• _What you will do_:
Read the data and repeat all of it exactly.

========

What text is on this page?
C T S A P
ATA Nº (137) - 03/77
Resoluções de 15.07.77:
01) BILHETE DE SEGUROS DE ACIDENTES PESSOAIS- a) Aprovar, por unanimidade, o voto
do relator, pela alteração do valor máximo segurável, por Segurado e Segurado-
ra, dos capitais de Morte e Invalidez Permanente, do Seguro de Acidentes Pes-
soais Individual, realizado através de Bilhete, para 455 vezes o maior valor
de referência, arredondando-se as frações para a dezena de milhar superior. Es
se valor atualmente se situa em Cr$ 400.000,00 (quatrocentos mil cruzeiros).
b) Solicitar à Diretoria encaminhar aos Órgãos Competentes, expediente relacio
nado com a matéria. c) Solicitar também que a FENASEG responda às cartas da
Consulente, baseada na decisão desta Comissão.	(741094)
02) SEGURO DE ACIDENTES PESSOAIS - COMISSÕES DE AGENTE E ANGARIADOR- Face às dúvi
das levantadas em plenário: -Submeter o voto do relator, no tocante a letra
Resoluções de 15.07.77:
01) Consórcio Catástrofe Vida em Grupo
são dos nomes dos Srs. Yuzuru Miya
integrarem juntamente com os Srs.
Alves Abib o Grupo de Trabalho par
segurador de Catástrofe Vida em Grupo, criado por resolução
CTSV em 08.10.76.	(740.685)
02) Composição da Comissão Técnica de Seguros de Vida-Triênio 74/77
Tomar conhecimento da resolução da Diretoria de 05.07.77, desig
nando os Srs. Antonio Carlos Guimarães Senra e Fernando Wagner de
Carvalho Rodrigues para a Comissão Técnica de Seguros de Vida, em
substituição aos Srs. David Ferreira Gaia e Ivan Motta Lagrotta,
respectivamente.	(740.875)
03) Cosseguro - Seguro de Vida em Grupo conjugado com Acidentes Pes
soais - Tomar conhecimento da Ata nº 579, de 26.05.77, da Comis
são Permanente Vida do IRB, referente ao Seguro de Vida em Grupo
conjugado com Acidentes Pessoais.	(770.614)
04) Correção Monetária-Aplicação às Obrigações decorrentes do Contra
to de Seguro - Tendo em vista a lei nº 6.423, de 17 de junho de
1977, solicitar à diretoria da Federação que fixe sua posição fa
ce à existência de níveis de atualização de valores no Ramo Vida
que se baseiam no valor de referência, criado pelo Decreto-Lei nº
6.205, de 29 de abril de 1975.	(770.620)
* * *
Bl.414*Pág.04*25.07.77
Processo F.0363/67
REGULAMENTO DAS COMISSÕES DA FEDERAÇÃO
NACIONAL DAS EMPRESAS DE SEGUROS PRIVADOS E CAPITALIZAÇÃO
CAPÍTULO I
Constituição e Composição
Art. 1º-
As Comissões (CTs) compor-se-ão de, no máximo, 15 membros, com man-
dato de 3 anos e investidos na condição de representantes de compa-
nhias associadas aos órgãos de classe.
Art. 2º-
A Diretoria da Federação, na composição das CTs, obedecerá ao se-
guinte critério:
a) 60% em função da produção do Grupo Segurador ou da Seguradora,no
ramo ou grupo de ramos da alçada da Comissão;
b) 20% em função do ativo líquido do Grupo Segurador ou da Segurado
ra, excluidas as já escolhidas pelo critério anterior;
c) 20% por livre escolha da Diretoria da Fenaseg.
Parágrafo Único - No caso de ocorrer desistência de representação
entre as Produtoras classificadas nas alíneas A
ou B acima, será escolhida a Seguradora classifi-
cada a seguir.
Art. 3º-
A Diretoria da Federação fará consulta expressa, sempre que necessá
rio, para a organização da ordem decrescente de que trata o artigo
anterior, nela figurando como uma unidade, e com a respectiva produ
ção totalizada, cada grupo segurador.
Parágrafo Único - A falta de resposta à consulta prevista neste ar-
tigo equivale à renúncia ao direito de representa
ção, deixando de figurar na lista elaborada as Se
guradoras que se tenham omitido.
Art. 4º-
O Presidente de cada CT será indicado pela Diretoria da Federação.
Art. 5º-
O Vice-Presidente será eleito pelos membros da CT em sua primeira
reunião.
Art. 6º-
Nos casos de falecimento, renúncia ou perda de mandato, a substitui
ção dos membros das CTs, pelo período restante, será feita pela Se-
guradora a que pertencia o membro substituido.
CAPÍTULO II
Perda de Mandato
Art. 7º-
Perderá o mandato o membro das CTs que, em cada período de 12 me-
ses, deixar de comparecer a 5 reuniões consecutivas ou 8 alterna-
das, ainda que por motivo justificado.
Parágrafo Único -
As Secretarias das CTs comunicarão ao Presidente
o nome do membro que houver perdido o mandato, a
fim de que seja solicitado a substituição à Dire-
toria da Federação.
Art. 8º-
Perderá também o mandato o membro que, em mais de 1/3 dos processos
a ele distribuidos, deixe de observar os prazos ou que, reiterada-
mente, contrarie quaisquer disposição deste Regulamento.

========

• _The completed task_:
What text is on this page?
C T S A P
ATA Nº (137) - 03/77
Resoluções de 15.07.77:
01) BILHETE DE SEGUROS DE ACIDENTES PESSOAIS- a) Aprovar, por unanimidade, o voto
do relator, pela alteração do valor máximo segurável, por Segurado e Segurado-
ra, dos capitais de Morte e Invalidez Permanente, do Seguro de Acidentes Pes-
soais Individual, realizado através de Bilhete, para 455 vezes o maior valor
de referência, arredondando-se as frações para a dezena de milhar superior. Es
se valor atualmente se situa em Cr$ 400.000,00 (quatrocentos mil cruzeiros).
b) Solicitar à Diretoria encaminhar aos Órgãos Competentes, expediente relacio
nado com a matéria. c) Solicitar também que a FENASEG responda às cartas da
Consulente, baseada na decisão desta Comissão.	(741094)
02) SEGURO DE ACIDENTES PESSOAIS - COMISSÕES DE AGENTE E ANGARIADOR- Face às dúvi
das levantadas em plenário: -Submeter o voto do relator, no tocante a letra
Resoluções de 15.07.77:
01) Consórcio Catástrofe Vida em Grupo
são dos nomes dos Srs. Yuzuru Miya
integrarem juntamente com os Srs.
Alves Abib o Grupo de Trabalho par
segurador de Catástrofe Vida em Grupo, criado por resolução
CTSV em 08.10.76.	(740.685)
02) Composição da Comissão Técnica de Seguros de Vida-Triênio 74/77
Tomar conhecimento da resolução da Diretoria de 05.07.77, desig
nando os Srs. Antonio Carlos Guimarães Senra e Fernando Wagner de
Carvalho Rodrigues para a Comissão Técnica de Seguros de Vida, em
substituição aos Srs. David Ferreira Gaia e Ivan Motta Lagrotta,
respectivamente.	(740.875)
03) Cosseguro - Seguro de Vida em Grupo conjugado com Acidentes Pes
soais - Tomar conhecimento da Ata nº 579, de 26.05.77, da Comis
são Permanente Vida do IRB, referente ao Seguro de Vida em Grupo
conjugado com Acidentes Pessoais.	(770.614)
04) Correção Monetária-Aplicação às Obrigações decorrentes do Contra
to de Seguro - Tendo em vista a lei nº 6.423, de 17 de junho de
1977, solicitar à diretoria da Federação que fixe sua posição fa
ce à existência de níveis de atualização de valores no Ramo Vida
que se baseiam no valor de referência, criado pelo Decreto-Lei nº
6.205, de 29 de abril de 1975.	(770.620)
* * *
Bl.414*Pág.04*25.07.77
Processo F.0363/67
REGULAMENTO DAS COMISSÕES DA FEDERAÇÃO
NACIONAL DAS EMPRESAS DE SEGUROS PRIVADOS E CAPITALIZAÇÃO
CAPÍTULO I
Constituição e Composição
Art. 1º-
As Comissões (CTs) compor-se-ão de, no máximo, 15 membros, com man-
dato de 3 anos e investidos na condição de representantes de compa-
nhias associadas aos órgãos de classe.
Art. 2º-
A Diretoria da Federação, na composição das CTs, obedecerá ao se-
guinte critério:
a) 60% em função da produção do Grupo Segurador ou da Seguradora,no
ramo ou grupo de ramos da alçada da Comissão;
b) 20% em função do ativo líquido do Grupo Segurador ou da Segurado
ra, excluidas as já escolhidas pelo critério anterior;
c) 20% por livre escolha da Diretoria da Fenaseg.
Parágrafo Único - No caso de ocorrer desistência de representação
entre as Produtoras classificadas nas alíneas A
ou B acima, será escolhida a Seguradora classifi-
cada a seguir.
Art. 3º-
A Diretoria da Federação fará consulta expressa, sempre que necessá
rio, para a organização da ordem decrescente de que trata o artigo
anterior, nela figurando como uma unidade, e com a respectiva produ
ção totalizada, cada grupo segurador.
Parágrafo Único - A falta de resposta à consulta prevista neste ar-
tigo equivale à renúncia ao direito de representa
ção, deixando de figurar na lista elaborada as Se
guradoras que se tenham omitido.
Art. 4º-
O Presidente de cada CT será indicado pela Diretoria da Federação.
Art. 5º-
O Vice-Presidente será eleito pelos membros da CT em sua primeira
reunião.
Art. 6º-
Nos casos de falecimento, renúncia ou perda de mandato, a substitui
ção dos membros das CTs, pelo período restante, será feita pela Se-
guradora a que pertencia o membro substituido.
CAPÍTULO II
Perda de Mandato
Art. 7º-
Perderá o mandato o membro das CTs que, em cada período de 12 me-
ses, deixar de comparecer a 5 reuniões consecutivas ou 8 alterna-
das, ainda que por motivo justificado.
Parágrafo Único -
As Secretarias das CTs comunicarão ao Presidente
o nome do membro que houver perdido o mandato, a
fim de que seja solicitado a substituição à Dire-
toria da Federação.
Art. 8º-
Perderá também o mandato o membro que, em mais de 1/3 dos processos
a ele distribuidos, deixe de observar os prazos ou que, reiterada-
mente, contrarie quaisquer disposição deste Regulamento.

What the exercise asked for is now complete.